Data excerpts

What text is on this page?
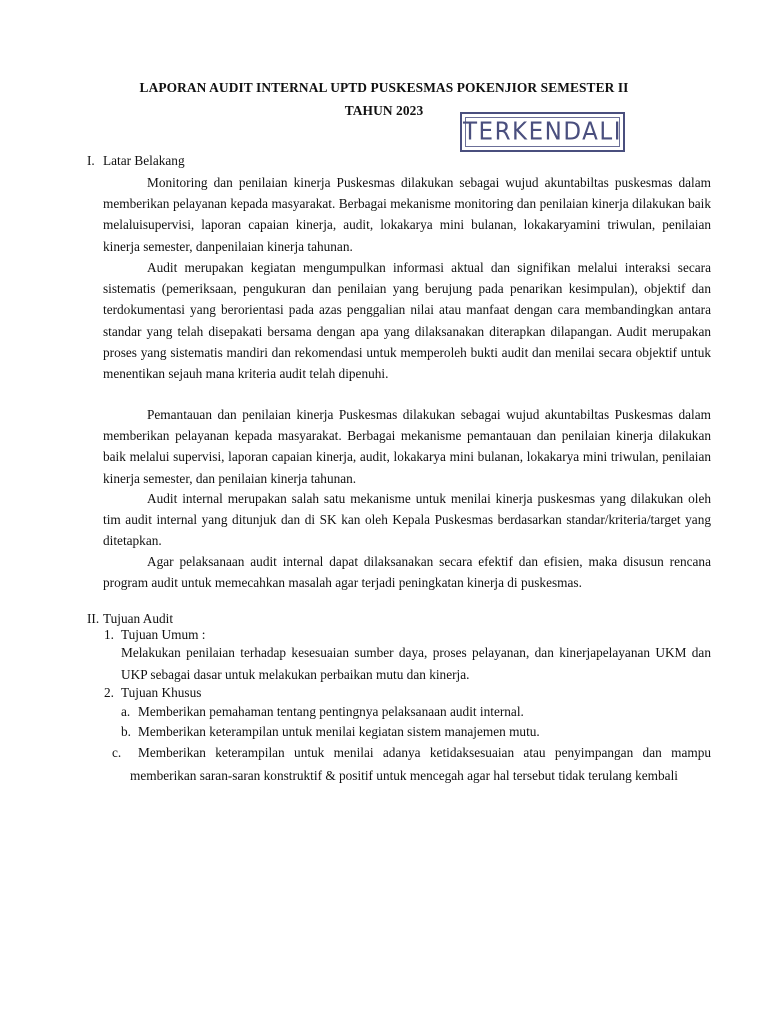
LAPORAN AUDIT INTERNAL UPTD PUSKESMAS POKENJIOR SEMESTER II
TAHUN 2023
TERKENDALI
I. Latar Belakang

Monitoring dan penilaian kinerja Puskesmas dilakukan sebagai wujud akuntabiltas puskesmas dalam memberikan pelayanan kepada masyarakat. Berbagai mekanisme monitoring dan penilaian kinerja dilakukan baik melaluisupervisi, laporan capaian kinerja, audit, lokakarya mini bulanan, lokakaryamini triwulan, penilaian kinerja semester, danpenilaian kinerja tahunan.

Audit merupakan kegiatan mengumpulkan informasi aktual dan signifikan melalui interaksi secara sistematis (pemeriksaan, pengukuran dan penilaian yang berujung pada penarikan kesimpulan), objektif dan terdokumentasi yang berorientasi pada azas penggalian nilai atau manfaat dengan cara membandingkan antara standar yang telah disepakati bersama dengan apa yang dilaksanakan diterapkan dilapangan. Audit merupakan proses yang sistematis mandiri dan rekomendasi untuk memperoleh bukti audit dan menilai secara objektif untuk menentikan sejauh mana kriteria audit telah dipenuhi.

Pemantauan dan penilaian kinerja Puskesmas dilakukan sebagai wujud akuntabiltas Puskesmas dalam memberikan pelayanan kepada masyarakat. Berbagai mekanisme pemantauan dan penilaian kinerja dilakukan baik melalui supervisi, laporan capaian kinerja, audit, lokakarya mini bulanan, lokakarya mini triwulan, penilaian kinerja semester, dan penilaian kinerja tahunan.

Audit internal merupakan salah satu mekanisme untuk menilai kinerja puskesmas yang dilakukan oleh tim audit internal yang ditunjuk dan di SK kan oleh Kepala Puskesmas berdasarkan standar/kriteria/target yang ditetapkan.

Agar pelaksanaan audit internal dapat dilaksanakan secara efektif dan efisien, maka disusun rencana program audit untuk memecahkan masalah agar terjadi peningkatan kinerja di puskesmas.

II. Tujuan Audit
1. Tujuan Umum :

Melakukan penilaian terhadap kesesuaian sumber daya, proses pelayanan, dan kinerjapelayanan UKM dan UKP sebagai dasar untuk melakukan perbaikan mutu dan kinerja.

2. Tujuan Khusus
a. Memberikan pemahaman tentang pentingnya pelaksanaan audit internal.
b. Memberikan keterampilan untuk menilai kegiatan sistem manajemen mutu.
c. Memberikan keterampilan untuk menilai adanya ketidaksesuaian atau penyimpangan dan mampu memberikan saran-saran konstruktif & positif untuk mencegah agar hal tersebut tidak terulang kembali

* * *

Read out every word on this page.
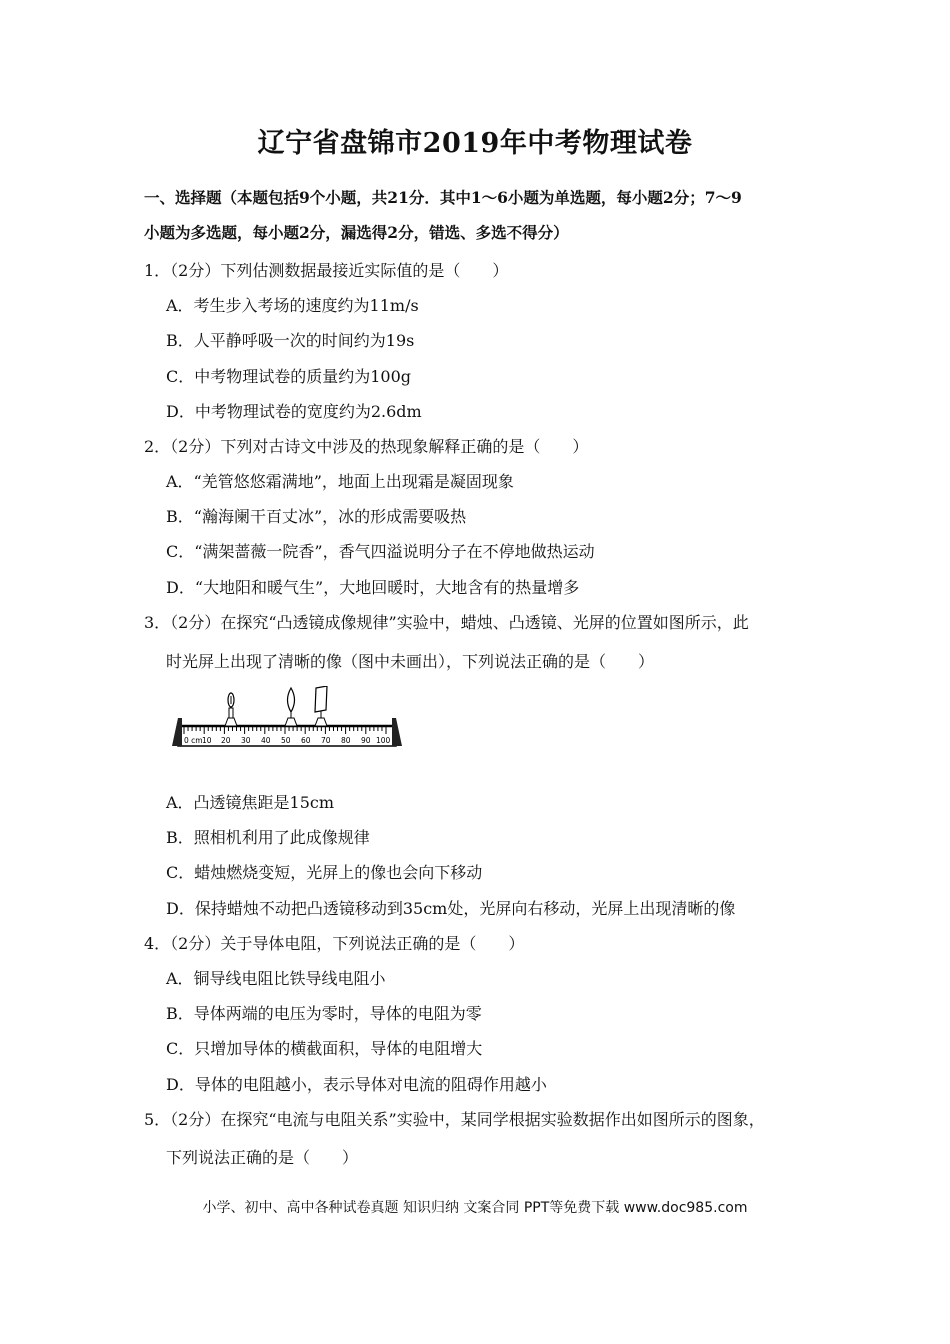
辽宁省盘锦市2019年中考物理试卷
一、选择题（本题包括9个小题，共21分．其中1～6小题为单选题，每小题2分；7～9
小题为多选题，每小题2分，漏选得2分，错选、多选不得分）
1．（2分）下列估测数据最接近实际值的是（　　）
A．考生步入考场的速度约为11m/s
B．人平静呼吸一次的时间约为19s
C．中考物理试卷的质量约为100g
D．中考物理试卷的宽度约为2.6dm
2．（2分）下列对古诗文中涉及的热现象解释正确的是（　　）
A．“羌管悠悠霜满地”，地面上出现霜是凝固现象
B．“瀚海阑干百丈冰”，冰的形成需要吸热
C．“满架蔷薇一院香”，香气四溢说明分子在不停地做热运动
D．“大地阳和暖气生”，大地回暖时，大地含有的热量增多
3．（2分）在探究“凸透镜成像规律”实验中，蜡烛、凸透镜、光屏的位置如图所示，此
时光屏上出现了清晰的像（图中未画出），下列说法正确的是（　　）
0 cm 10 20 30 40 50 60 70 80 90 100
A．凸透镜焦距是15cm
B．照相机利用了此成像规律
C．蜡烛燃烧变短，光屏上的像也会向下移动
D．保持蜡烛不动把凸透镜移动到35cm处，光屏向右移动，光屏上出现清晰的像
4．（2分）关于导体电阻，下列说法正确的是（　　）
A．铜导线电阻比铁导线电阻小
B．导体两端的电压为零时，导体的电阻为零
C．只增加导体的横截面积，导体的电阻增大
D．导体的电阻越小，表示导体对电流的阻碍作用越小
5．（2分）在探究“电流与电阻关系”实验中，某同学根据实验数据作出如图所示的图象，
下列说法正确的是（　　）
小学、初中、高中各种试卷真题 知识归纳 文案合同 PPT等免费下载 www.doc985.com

= Work to do =
Look through the material above. Copy each line where the word "mini" appears.

= Final result =
Monitoring dan penilaian kinerja Puskesmas dilakukan sebagai wujud akuntabiltas puskesmas dalam memberikan pelayanan kepada masyarakat. Berbagai mekanisme monitoring dan penilaian kinerja dilakukan baik melaluisupervisi, laporan capaian kinerja, audit, lokakarya mini bulanan, lokakaryamini triwulan, penilaian kinerja semester, danpenilaian kinerja tahunan.
Pemantauan dan penilaian kinerja Puskesmas dilakukan sebagai wujud akuntabiltas Puskesmas dalam memberikan pelayanan kepada masyarakat. Berbagai mekanisme pemantauan dan penilaian kinerja dilakukan baik melalui supervisi, laporan capaian kinerja, audit, lokakarya mini bulanan, lokakarya mini triwulan, penilaian kinerja semester, dan penilaian kinerja tahunan.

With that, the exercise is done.